▶ _Problem details_: Say how many lines hold the string "brainlife"; please write nothing but the number.

▶ _Provided records_:

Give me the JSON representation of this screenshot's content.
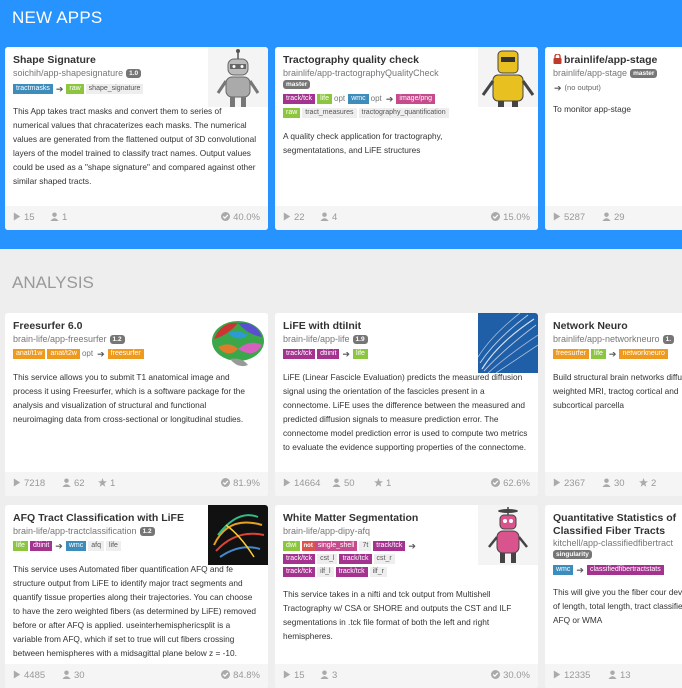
{
  "sections": {
    "new_apps": "NEW APPS",
    "analysis": "ANALYSIS"
  },
  "cards": {
    "shape": {
      "title": "Shape Signature",
      "repo": "soichih/app-shapesignature",
      "version": "1.0",
      "tags": {
        "in1": "tractmasks",
        "out1": "raw",
        "out2": "shape_signature"
      },
      "desc": "This App takes tract masks and convert them to series of numerical values that chracaterizes each masks. The numerical values are generated from the flattened output of 3D convolutional layers of the model trained to classify tract names. Output values could be used as a \"shape signature\" and compared against other similar shaped tracts.",
      "stats": {
        "runs": "15",
        "users": "1",
        "success": "40.0%"
      }
    },
    "tractography": {
      "title": "Tractography quality check",
      "repo": "brainlife/app-tractographyQualityCheck",
      "branch": "master",
      "tags": {
        "in1": "track/tck",
        "in2": "life",
        "opt1": "opt",
        "in3": "wmc",
        "opt2": "opt",
        "out1": "image/png",
        "out2": "raw",
        "out3": "tract_measures",
        "out4": "tractography_quantification"
      },
      "desc": "A quality check application for tractography, segmentatations, and LiFE structures",
      "stats": {
        "runs": "22",
        "users": "4",
        "success": "15.0%"
      }
    },
    "stage": {
      "title": "brainlife/app-stage",
      "repo": "brainlife/app-stage",
      "branch": "master",
      "no_output": "(no output)",
      "desc": "To monitor app-stage",
      "stats": {
        "runs": "5287",
        "users": "29"
      }
    },
    "freesurfer": {
      "title": "Freesurfer 6.0",
      "repo": "brain-life/app-freesurfer",
      "version": "1.2",
      "tags": {
        "in1": "anat/t1w",
        "in2": "anat/t2w",
        "opt": "opt",
        "out1": "freesurfer"
      },
      "desc": "This service allows you to submit T1 anatomical image and process it using Freesurfer, which is a software package for the analysis and visualization of structural and functional neuroimaging data from cross-sectional or longitudinal studies.",
      "stats": {
        "runs": "7218",
        "users": "62",
        "stars": "1",
        "success": "81.9%"
      }
    },
    "life": {
      "title": "LiFE with dtiInit",
      "repo": "brain-life/app-life",
      "version": "1.9",
      "tags": {
        "in1": "track/tck",
        "in2": "dtiinit",
        "out1": "life"
      },
      "desc": "LiFE (Linear Fascicle Evaluation) predicts the measured diffusion signal using the orientation of the fascicles present in a connectome. LiFE uses the difference between the measured and predicted diffusion signals to measure prediction error. The connectome model prediction error is used to compute two metrics to evaluate the evidence supporting properties of the connectome.",
      "stats": {
        "runs": "14664",
        "users": "50",
        "stars": "1",
        "success": "62.6%"
      }
    },
    "networkneuro": {
      "title": "Network Neuro",
      "repo": "brainlife/app-networkneuro",
      "version": "1.",
      "tags": {
        "in1": "freesurfer",
        "in2": "life",
        "out1": "networkneuro"
      },
      "desc": "Build structural brain networks diffusion-weighted MRI, tractog cortical and subcortical parcella",
      "stats": {
        "runs": "2367",
        "users": "30",
        "stars": "2"
      }
    },
    "afq": {
      "title": "AFQ Tract Classification with LiFE",
      "repo": "brain-life/app-tractclassification",
      "version": "1.2",
      "tags": {
        "in1": "life",
        "in2": "dtiinit",
        "out1": "wmc",
        "out2": "afq",
        "out3": "life"
      },
      "desc": "This service uses Automated fiber quantification AFQ and fe structure output from LiFE to identify major tract segments and quantify tissue properties along their trajectories. You can choose to have the zero weighted fibers (as determined by LiFE) removed before or after AFQ is applied. useinterhemisphericsplit is a variable from AFQ, which if set to true will cut fibers crossing between hemispheres with a midsagittal plane below z = -10.",
      "stats": {
        "runs": "4485",
        "users": "30",
        "success": "84.8%"
      }
    },
    "wmseg": {
      "title": "White Matter Segmentation",
      "repo": "brain-life/app-dipy-afq",
      "tags": {
        "in1": "dwi",
        "not": "not",
        "in2": "single_shell",
        "in3": "7t",
        "in4": "track/tck",
        "out1": "track/tck",
        "out2": "cst_l",
        "out3": "track/tck",
        "out4": "cst_r",
        "out5": "track/tck",
        "out6": "ilf_l",
        "out7": "track/tck",
        "out8": "ilf_r"
      },
      "desc": "This service takes in a nifti and tck output from Multishell Tractography w/ CSA or SHORE and outputs the CST and ILF segmentations in .tck file format of both the left and right hemispheres.",
      "stats": {
        "runs": "15",
        "users": "3",
        "success": "30.0%"
      }
    },
    "quant": {
      "title1": "Quantitative Statistics of",
      "title2": "Classified Fiber Tracts",
      "repo": "kitchell/app-classifiedfibertract",
      "badge": "singularity",
      "tags": {
        "in1": "wmc",
        "out1": "classifiedfibertractstats"
      },
      "desc": "This will give you the fiber cour deviation of length, total length, tract classified by AFQ or WMA",
      "stats": {
        "runs": "12335",
        "users": "13"
      }
    }
  }
}
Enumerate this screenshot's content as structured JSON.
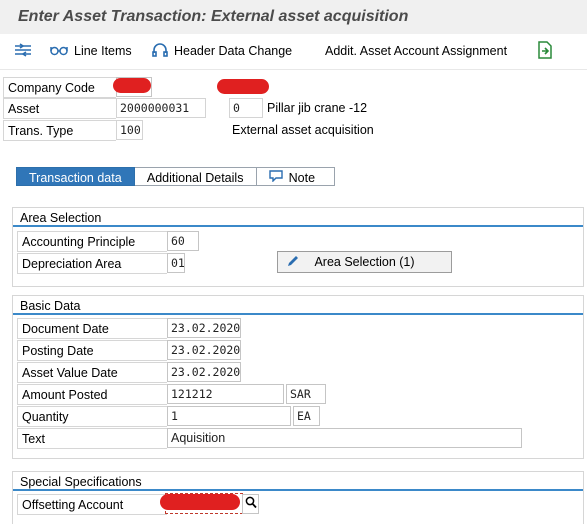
{
  "window": {
    "title": "Enter Asset Transaction: External asset acquisition"
  },
  "toolbar": {
    "items": [
      {
        "label": "",
        "icon": "expand-collapse-icon"
      },
      {
        "label": "Line Items",
        "icon": "glasses-icon"
      },
      {
        "label": "Header Data Change",
        "icon": "headset-icon"
      },
      {
        "label": "Addit. Asset Account Assignment",
        "icon": ""
      },
      {
        "label": "",
        "icon": "export-icon"
      }
    ]
  },
  "header": {
    "company_code": {
      "label": "Company Code",
      "value": ""
    },
    "asset": {
      "label": "Asset",
      "value": "2000000031",
      "sub_number": "0",
      "description": "Pillar jib crane -12"
    },
    "trans_type": {
      "label": "Trans. Type",
      "value": "100",
      "description": "External asset acquisition"
    }
  },
  "tabs": [
    {
      "label": "Transaction data",
      "active": true
    },
    {
      "label": "Additional Details",
      "active": false
    },
    {
      "label": "Note",
      "active": false,
      "icon": "note-icon"
    }
  ],
  "area_selection": {
    "title": "Area Selection",
    "accounting_principle": {
      "label": "Accounting Principle",
      "value": "60"
    },
    "depreciation_area": {
      "label": "Depreciation Area",
      "value": "01"
    },
    "button_label": "Area Selection (1)"
  },
  "basic_data": {
    "title": "Basic Data",
    "document_date": {
      "label": "Document Date",
      "value": "23.02.2020"
    },
    "posting_date": {
      "label": "Posting Date",
      "value": "23.02.2020"
    },
    "asset_value_date": {
      "label": "Asset Value Date",
      "value": "23.02.2020"
    },
    "amount_posted": {
      "label": "Amount Posted",
      "value": "121212",
      "currency": "SAR"
    },
    "quantity": {
      "label": "Quantity",
      "value": "1",
      "unit": "EA"
    },
    "text": {
      "label": "Text",
      "value": "Aquisition"
    }
  },
  "special_specs": {
    "title": "Special Specifications",
    "offsetting_account": {
      "label": "Offsetting Account",
      "value": ""
    }
  },
  "colors": {
    "accent": "#3076b8",
    "redaction": "#e02020"
  }
}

▶ _Answer below_: 4